** What needs to be done **
Edit the data from its first line through the line containing "day-info: Sunrise: 7:22 AMSunset: 4:33", changing "logo" to "brand-mark" and leaving everything else as it is.

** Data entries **
┄┄┄┄┄┄┄┄┄┄┄┄┄┄┄┄┄┄┄┄

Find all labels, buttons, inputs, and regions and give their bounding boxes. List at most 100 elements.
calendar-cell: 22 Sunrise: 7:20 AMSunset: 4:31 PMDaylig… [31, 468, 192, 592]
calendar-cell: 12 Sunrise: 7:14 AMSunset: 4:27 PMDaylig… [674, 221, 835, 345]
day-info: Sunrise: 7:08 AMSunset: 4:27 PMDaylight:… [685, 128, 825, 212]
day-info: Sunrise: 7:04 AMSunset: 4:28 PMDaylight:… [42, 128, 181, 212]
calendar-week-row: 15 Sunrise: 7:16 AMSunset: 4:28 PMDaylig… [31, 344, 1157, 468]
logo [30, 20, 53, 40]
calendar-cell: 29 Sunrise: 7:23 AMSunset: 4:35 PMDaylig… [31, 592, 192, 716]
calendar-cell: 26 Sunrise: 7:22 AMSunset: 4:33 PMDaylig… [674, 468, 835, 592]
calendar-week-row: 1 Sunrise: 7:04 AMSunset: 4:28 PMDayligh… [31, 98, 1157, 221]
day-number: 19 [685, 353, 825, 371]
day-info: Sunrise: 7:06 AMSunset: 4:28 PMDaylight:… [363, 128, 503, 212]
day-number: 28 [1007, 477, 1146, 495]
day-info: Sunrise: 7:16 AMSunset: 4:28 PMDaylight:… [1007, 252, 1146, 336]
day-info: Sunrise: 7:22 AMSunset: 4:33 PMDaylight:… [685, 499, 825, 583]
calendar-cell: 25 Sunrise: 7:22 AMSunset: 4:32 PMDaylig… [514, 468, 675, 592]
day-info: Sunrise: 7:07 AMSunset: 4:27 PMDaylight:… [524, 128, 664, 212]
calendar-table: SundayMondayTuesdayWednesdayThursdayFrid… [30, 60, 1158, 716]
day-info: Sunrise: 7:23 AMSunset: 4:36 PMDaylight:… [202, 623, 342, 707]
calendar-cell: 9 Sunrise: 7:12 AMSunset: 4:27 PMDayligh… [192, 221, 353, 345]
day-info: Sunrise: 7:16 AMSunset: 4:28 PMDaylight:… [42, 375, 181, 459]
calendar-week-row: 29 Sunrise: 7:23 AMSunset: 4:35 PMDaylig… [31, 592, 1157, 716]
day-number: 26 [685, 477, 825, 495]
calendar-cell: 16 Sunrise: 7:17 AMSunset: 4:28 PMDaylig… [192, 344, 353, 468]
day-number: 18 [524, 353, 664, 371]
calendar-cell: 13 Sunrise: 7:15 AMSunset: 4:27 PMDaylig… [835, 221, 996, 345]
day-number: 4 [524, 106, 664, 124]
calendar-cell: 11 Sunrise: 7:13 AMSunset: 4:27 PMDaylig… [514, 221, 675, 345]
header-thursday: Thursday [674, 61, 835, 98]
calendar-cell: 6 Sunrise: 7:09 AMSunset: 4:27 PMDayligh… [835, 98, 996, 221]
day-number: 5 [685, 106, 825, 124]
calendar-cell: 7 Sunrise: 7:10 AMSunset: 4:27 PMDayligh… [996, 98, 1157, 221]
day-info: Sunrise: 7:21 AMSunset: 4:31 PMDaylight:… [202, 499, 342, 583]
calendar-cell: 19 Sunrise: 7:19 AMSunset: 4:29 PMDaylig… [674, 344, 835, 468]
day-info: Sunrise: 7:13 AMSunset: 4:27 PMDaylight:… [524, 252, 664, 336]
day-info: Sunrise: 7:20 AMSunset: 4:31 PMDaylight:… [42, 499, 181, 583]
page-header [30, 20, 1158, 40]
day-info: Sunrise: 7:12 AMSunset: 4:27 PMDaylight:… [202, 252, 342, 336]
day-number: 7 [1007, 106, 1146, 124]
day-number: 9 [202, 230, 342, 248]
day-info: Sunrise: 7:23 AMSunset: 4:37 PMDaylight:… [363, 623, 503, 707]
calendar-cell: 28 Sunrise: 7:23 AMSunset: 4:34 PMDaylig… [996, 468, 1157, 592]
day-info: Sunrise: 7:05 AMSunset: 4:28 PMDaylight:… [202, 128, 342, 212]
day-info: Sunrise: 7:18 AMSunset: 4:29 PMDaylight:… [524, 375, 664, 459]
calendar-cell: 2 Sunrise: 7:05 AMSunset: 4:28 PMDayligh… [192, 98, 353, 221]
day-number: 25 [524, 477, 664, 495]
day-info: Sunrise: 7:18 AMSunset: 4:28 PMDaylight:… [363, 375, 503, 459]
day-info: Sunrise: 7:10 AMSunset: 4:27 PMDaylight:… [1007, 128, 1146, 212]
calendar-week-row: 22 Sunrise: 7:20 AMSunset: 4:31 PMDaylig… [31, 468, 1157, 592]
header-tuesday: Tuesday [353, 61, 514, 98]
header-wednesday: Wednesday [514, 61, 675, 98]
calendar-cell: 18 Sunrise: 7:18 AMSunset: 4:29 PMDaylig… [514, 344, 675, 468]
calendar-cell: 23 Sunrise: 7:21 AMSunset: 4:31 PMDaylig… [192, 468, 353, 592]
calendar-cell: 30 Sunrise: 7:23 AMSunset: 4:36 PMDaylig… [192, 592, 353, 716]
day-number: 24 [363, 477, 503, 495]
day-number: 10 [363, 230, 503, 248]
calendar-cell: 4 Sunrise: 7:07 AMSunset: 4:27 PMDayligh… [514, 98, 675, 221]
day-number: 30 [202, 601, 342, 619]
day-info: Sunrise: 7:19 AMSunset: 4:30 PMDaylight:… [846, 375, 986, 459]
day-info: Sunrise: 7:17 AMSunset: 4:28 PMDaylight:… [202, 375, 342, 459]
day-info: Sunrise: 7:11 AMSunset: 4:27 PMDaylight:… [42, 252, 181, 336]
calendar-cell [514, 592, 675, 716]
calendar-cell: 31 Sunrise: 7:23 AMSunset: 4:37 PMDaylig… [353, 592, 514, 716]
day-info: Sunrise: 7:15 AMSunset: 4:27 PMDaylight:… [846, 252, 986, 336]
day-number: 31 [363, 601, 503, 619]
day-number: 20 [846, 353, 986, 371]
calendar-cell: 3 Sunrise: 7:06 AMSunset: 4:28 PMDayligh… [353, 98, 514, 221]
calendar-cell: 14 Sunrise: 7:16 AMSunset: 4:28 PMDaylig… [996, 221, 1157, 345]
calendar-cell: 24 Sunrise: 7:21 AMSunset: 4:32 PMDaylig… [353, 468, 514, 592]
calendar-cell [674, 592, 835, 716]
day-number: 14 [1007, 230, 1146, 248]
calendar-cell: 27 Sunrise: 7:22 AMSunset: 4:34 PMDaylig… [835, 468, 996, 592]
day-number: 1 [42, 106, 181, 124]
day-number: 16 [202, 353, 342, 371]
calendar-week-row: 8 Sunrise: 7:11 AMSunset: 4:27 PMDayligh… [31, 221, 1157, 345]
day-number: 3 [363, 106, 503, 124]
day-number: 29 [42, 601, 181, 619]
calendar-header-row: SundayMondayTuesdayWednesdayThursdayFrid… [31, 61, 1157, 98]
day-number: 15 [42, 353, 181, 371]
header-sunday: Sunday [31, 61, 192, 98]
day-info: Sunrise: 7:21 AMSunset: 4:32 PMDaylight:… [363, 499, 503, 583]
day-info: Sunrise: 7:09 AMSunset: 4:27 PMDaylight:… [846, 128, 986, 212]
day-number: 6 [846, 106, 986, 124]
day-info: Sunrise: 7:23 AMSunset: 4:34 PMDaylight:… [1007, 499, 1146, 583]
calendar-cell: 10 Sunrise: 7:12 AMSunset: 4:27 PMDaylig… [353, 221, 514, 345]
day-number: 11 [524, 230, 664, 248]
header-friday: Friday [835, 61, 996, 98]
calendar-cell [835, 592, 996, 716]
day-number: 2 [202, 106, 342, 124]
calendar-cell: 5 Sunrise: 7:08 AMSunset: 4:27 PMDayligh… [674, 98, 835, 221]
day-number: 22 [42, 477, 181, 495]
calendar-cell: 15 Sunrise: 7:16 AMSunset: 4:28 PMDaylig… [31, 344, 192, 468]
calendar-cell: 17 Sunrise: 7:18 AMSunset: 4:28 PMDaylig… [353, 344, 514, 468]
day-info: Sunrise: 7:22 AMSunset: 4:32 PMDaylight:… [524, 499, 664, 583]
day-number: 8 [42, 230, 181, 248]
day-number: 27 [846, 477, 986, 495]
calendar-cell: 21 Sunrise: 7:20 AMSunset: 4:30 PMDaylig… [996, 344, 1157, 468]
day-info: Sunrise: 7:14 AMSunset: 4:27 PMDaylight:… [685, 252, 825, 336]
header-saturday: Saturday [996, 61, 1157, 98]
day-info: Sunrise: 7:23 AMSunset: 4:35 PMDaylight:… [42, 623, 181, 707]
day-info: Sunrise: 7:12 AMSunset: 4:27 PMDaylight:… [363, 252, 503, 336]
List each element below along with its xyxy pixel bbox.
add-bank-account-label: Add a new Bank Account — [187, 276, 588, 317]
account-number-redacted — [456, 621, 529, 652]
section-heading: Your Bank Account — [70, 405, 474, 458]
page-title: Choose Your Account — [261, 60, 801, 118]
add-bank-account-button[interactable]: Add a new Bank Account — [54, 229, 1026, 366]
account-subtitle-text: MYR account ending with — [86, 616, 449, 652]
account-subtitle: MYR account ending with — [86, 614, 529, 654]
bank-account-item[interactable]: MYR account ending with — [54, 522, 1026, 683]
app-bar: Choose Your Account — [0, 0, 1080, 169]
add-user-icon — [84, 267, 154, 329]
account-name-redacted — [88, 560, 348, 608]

┄┄┄┄┄┄┄┄┄┄┄┄┄┄┄┄┄┄┄┄

** Answer to the problem **
Find all labels, buttons, inputs, and regions and give their bounding boxes. List at most 100 elements.
calendar-cell: 22 Sunrise: 7:20 AMSunset: 4:31 PMDaylig… [31, 468, 192, 592]
calendar-cell: 12 Sunrise: 7:14 AMSunset: 4:27 PMDaylig… [674, 221, 835, 345]
day-info: Sunrise: 7:08 AMSunset: 4:27 PMDaylight:… [685, 128, 825, 212]
day-info: Sunrise: 7:04 AMSunset: 4:28 PMDaylight:… [42, 128, 181, 212]
calendar-week-row: 15 Sunrise: 7:16 AMSunset: 4:28 PMDaylig… [31, 344, 1157, 468]
brand-mark [30, 20, 53, 40]
calendar-cell: 29 Sunrise: 7:23 AMSunset: 4:35 PMDaylig… [31, 592, 192, 716]
calendar-cell: 26 Sunrise: 7:22 AMSunset: 4:33 PMDaylig… [674, 468, 835, 592]
calendar-week-row: 1 Sunrise: 7:04 AMSunset: 4:28 PMDayligh… [31, 98, 1157, 221]
day-number: 19 [685, 353, 825, 371]
day-info: Sunrise: 7:06 AMSunset: 4:28 PMDaylight:… [363, 128, 503, 212]
day-number: 28 [1007, 477, 1146, 495]
day-info: Sunrise: 7:16 AMSunset: 4:28 PMDaylight:… [1007, 252, 1146, 336]
day-info: Sunrise: 7:22 AMSunset: 4:33 PMDaylight:… [685, 499, 825, 583]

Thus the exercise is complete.